• Supplied records:
(begin)

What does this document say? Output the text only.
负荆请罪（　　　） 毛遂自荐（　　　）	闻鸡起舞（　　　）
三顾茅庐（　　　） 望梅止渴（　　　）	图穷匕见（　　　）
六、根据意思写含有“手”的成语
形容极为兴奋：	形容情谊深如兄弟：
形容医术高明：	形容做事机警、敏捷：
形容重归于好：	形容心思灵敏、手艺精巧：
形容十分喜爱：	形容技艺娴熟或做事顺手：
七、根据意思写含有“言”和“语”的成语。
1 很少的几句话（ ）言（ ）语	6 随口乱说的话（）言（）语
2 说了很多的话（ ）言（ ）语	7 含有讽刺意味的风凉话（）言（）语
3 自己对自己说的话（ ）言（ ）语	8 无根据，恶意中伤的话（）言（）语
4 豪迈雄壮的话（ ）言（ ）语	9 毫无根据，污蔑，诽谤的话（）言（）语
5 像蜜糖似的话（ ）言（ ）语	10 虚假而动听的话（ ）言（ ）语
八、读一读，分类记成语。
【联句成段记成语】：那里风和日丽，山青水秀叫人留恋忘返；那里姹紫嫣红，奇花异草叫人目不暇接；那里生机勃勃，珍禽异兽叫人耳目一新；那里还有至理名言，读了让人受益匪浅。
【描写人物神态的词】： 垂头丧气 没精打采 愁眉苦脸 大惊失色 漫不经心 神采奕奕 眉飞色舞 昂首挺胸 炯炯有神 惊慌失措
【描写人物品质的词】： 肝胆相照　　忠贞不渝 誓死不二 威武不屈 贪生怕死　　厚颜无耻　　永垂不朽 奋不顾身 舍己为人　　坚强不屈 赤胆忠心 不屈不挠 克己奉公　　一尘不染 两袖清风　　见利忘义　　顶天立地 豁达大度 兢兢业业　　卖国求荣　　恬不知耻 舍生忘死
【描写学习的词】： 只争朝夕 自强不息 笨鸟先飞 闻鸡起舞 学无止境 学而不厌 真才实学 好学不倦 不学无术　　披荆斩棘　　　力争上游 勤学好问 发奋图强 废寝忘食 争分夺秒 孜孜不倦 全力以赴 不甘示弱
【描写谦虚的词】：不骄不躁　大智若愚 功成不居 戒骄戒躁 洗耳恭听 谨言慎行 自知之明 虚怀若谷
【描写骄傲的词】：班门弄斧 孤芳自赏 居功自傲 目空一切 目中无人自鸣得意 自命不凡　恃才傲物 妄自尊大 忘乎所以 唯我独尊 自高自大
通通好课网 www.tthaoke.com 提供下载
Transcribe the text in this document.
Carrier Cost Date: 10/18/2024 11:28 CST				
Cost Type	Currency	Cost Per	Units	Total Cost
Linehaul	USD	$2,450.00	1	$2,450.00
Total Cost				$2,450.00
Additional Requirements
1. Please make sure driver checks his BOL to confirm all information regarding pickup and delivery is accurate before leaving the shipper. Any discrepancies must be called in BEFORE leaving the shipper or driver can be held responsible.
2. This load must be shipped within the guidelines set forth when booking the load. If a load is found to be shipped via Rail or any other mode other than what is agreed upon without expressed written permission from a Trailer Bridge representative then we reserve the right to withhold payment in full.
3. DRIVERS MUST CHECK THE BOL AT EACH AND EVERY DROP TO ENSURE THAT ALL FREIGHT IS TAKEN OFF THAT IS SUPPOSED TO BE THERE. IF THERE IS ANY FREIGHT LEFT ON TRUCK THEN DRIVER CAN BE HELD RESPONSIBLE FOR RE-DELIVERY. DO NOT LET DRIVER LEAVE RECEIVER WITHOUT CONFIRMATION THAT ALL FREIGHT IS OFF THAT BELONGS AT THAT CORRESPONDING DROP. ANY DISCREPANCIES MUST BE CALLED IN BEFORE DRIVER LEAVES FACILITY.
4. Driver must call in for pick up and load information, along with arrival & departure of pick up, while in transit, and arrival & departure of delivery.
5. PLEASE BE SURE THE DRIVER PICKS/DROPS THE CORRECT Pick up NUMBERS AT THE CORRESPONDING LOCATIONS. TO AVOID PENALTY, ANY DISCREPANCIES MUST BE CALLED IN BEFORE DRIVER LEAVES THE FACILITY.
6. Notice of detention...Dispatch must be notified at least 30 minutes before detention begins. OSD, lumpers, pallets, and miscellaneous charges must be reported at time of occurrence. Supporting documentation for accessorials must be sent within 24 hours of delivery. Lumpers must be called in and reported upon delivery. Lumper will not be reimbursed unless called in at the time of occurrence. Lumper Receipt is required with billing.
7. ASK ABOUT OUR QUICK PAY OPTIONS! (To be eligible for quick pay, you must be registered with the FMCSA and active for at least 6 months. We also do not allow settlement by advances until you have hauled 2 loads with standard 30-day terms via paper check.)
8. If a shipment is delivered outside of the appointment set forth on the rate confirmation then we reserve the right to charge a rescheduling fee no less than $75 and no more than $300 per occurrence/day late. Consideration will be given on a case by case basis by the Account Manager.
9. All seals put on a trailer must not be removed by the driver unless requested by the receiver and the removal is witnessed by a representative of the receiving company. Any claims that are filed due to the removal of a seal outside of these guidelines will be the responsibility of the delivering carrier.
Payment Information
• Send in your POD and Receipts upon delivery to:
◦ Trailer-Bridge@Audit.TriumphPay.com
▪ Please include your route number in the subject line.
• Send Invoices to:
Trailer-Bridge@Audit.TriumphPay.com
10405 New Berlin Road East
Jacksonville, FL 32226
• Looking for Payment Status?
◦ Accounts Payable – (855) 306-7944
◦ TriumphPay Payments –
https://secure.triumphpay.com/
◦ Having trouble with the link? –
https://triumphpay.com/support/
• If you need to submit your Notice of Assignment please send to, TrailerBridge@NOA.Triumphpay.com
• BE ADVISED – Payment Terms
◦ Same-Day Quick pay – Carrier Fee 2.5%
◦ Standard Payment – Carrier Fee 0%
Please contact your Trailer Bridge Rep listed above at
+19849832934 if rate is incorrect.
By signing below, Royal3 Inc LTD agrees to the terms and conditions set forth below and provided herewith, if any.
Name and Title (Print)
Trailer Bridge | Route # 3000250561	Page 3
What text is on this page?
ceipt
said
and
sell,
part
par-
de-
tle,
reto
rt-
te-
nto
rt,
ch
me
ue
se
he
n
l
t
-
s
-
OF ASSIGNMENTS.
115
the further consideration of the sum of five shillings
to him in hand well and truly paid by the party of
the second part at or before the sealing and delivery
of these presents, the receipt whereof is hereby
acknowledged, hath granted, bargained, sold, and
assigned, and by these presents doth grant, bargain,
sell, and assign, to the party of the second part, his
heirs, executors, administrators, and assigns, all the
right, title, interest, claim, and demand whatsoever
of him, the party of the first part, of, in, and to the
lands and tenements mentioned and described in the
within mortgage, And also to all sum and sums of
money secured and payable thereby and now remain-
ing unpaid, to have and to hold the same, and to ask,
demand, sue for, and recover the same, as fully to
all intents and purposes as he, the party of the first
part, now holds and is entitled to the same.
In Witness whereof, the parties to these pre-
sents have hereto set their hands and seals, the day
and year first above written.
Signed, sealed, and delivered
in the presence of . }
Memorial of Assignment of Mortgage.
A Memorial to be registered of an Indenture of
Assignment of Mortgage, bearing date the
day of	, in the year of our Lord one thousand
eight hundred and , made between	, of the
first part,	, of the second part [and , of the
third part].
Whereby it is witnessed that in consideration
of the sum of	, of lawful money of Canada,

(end)

• Goal of the exercise: Check each line of the data above for the word "sell" and say how many lines contain it, giving nothing besides the number.

• Response for this exercise: 2